Objective: Please copy the listing below, swapping "elements" for "items" everywhere and changing nothing else. Omit the pictures from your copy.

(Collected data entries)
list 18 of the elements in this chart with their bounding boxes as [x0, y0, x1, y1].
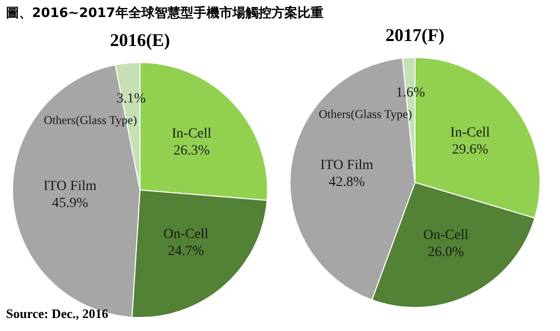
data-label: 26.3% — [173, 144, 210, 159]
data-label: 26.0% — [428, 245, 464, 260]
slice-label: On-Cell — [423, 228, 468, 244]
data-label: 45.9% — [52, 196, 88, 211]
data-label: 42.8% — [328, 175, 366, 190]
chart-title: 2016(E) — [109, 30, 171, 51]
slice-label: ITO Film — [320, 158, 374, 174]
slice-label: ITO Film — [44, 178, 97, 194]
data-label: 1.6% — [396, 85, 426, 100]
chart-title: 2017(F) — [384, 25, 446, 46]
source-note: Source: Dec., 2016 — [6, 306, 108, 322]
data-label: 29.6% — [452, 142, 489, 158]
data-label: 24.7% — [168, 244, 204, 260]
slice-label: In-Cell — [450, 126, 490, 141]
data-label: 3.1% — [116, 91, 146, 106]
slice-label: On-Cell — [163, 227, 209, 242]
text: 圖、2016~2017年全球智慧型手機市場觸控方案比重 — [6, 4, 324, 22]
slice-label: In-Cell — [172, 126, 212, 142]
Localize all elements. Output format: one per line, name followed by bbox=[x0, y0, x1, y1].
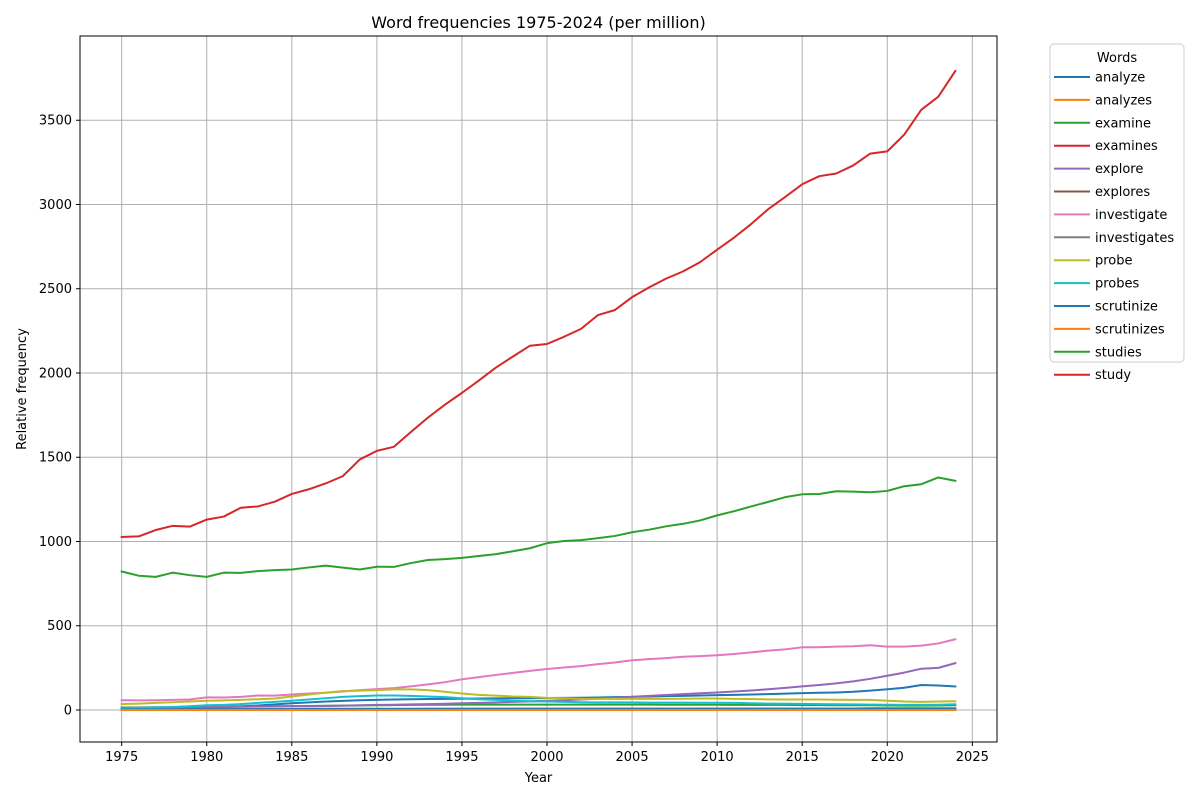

Written answer:
list 18 of the items in this chart with their bounding boxes as [x0, y0, x1, y1].
data-label: 26.3% — [173, 144, 210, 159]
data-label: 26.0% — [428, 245, 464, 260]
slice-label: On-Cell — [423, 228, 468, 244]
data-label: 45.9% — [52, 196, 88, 211]
data-label: 42.8% — [328, 175, 366, 190]
chart-title: 2016(E) — [109, 30, 171, 51]
slice-label: ITO Film — [320, 158, 374, 174]
slice-label: ITO Film — [44, 178, 97, 194]
data-label: 1.6% — [396, 85, 426, 100]
chart-title: 2017(F) — [384, 25, 446, 46]
source-note: Source: Dec., 2016 — [6, 306, 108, 322]
data-label: 29.6% — [452, 142, 489, 158]
data-label: 24.7% — [168, 244, 204, 260]
slice-label: In-Cell — [450, 126, 490, 141]
data-label: 3.1% — [116, 91, 146, 106]
slice-label: On-Cell — [163, 227, 209, 242]
text: 圖、2016~2017年全球智慧型手機市場觸控方案比重 — [6, 4, 324, 22]
slice-label: In-Cell — [172, 126, 212, 142]
Localize all items. Output format: one per line, name followed by bbox=[x0, y0, x1, y1].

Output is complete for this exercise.